======== Exercise data ========

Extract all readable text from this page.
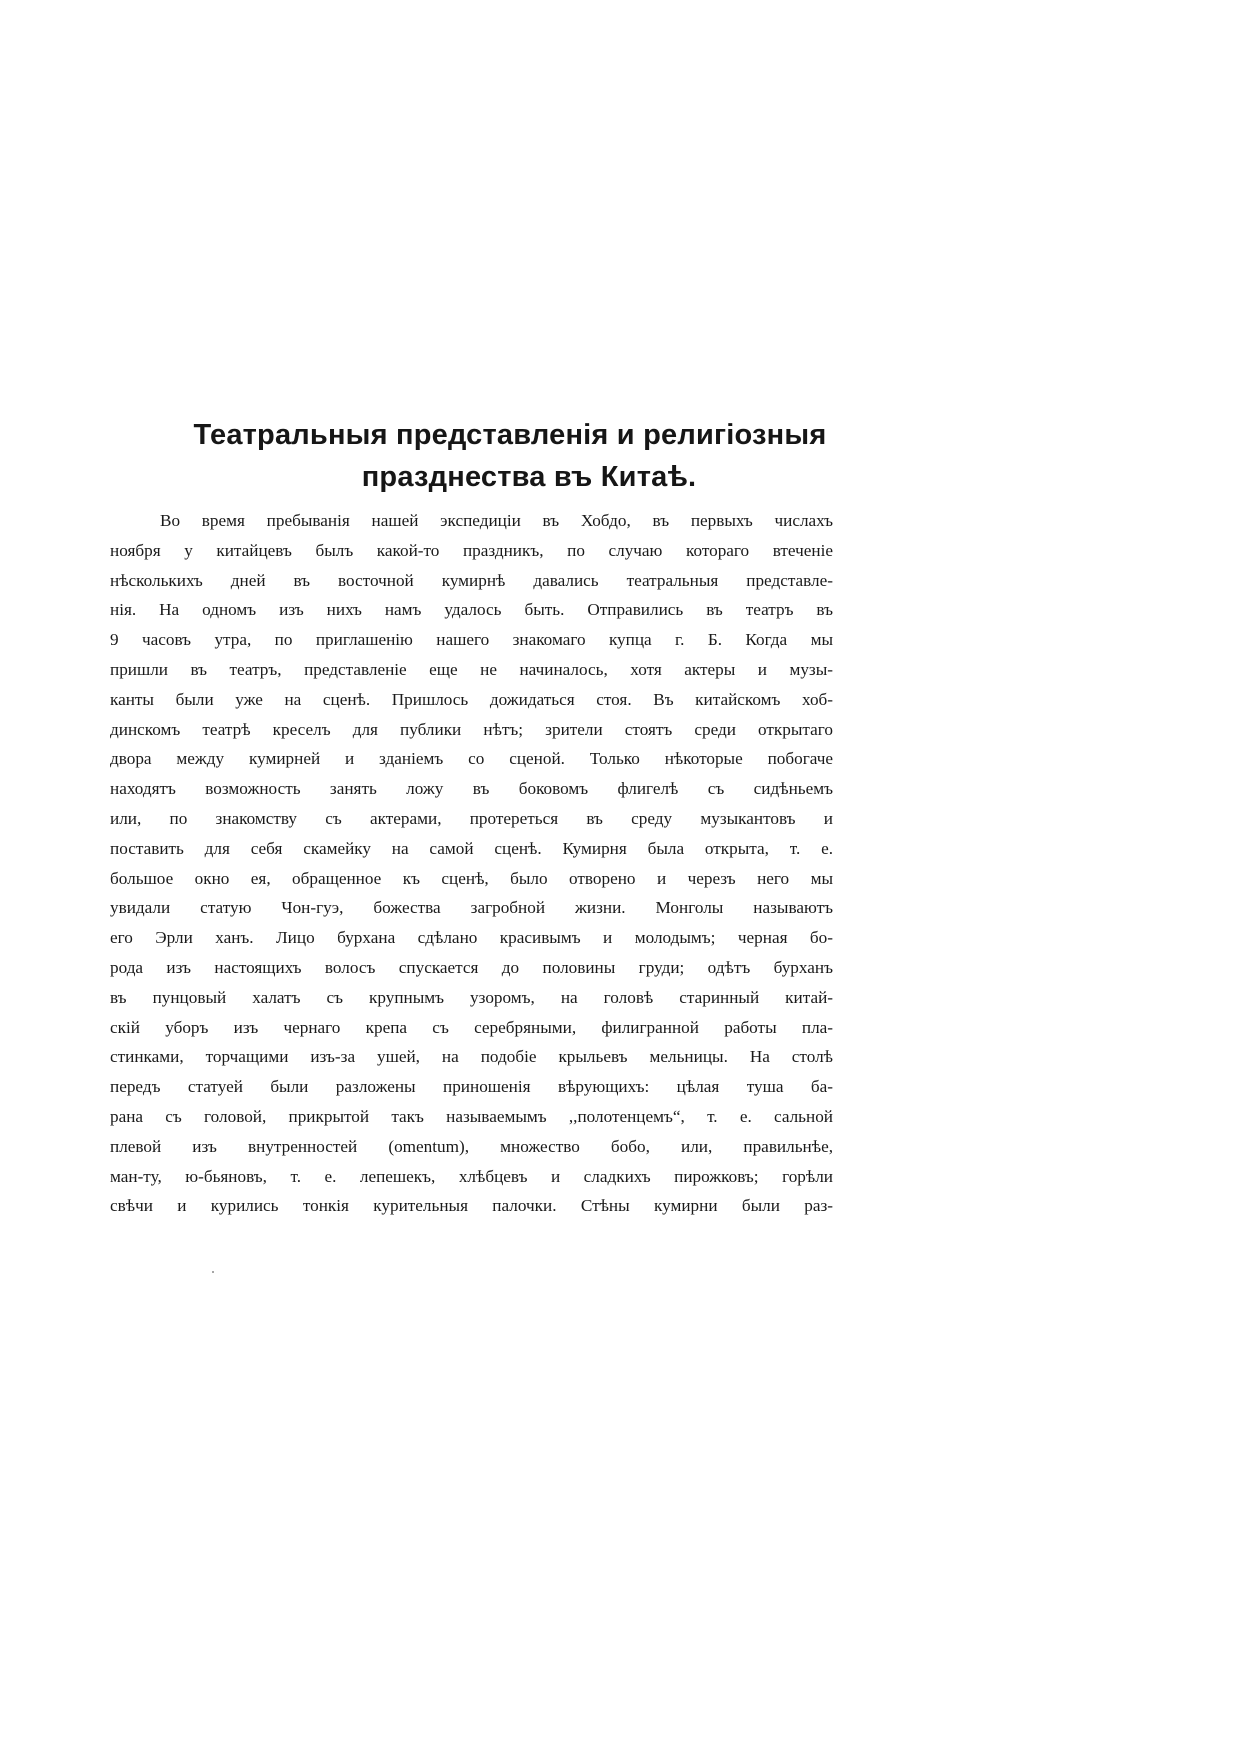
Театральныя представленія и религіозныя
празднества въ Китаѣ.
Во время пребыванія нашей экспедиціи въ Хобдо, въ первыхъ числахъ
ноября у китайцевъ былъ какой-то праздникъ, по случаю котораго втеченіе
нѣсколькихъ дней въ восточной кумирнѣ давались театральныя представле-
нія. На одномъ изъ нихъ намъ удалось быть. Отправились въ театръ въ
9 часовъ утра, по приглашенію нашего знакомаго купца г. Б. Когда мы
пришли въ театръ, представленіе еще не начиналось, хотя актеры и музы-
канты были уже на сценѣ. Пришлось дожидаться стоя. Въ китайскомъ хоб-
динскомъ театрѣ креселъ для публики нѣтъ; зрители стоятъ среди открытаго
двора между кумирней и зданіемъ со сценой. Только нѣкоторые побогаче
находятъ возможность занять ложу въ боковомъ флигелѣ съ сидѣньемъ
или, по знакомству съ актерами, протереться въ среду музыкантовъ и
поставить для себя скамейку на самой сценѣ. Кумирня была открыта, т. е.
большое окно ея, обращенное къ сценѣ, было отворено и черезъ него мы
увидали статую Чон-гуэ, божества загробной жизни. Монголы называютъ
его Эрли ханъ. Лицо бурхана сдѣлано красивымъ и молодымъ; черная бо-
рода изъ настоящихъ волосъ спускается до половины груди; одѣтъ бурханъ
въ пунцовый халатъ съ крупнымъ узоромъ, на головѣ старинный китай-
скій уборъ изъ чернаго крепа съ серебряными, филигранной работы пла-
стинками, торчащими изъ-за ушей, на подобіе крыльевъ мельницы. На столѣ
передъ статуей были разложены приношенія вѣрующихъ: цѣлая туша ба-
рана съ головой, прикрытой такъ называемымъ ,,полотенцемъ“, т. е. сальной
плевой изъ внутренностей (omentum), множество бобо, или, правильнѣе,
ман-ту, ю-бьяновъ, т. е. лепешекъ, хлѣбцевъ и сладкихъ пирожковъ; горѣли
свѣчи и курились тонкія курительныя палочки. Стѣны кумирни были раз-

========

→ **Problem description**
Repeat every record above exactly, but leave out any pictures.

→ **Full response**
Extract all readable text from this page.
Театральныя представленія и религіозныя
празднества въ Китаѣ.
Во время пребыванія нашей экспедиціи въ Хобдо, въ первыхъ числахъ
ноября у китайцевъ былъ какой-то праздникъ, по случаю котораго втеченіе
нѣсколькихъ дней въ восточной кумирнѣ давались театральныя представле-
нія. На одномъ изъ нихъ намъ удалось быть. Отправились въ театръ въ
9 часовъ утра, по приглашенію нашего знакомаго купца г. Б. Когда мы
пришли въ театръ, представленіе еще не начиналось, хотя актеры и музы-
канты были уже на сценѣ. Пришлось дожидаться стоя. Въ китайскомъ хоб-
динскомъ театрѣ креселъ для публики нѣтъ; зрители стоятъ среди открытаго
двора между кумирней и зданіемъ со сценой. Только нѣкоторые побогаче
находятъ возможность занять ложу въ боковомъ флигелѣ съ сидѣньемъ
или, по знакомству съ актерами, протереться въ среду музыкантовъ и
поставить для себя скамейку на самой сценѣ. Кумирня была открыта, т. е.
большое окно ея, обращенное къ сценѣ, было отворено и черезъ него мы
увидали статую Чон-гуэ, божества загробной жизни. Монголы называютъ
его Эрли ханъ. Лицо бурхана сдѣлано красивымъ и молодымъ; черная бо-
рода изъ настоящихъ волосъ спускается до половины груди; одѣтъ бурханъ
въ пунцовый халатъ съ крупнымъ узоромъ, на головѣ старинный китай-
скій уборъ изъ чернаго крепа съ серебряными, филигранной работы пла-
стинками, торчащими изъ-за ушей, на подобіе крыльевъ мельницы. На столѣ
передъ статуей были разложены приношенія вѣрующихъ: цѣлая туша ба-
рана съ головой, прикрытой такъ называемымъ ,,полотенцемъ“, т. е. сальной
плевой изъ внутренностей (omentum), множество бобо, или, правильнѣе,
ман-ту, ю-бьяновъ, т. е. лепешекъ, хлѣбцевъ и сладкихъ пирожковъ; горѣли
свѣчи и курились тонкія курительныя палочки. Стѣны кумирни были раз-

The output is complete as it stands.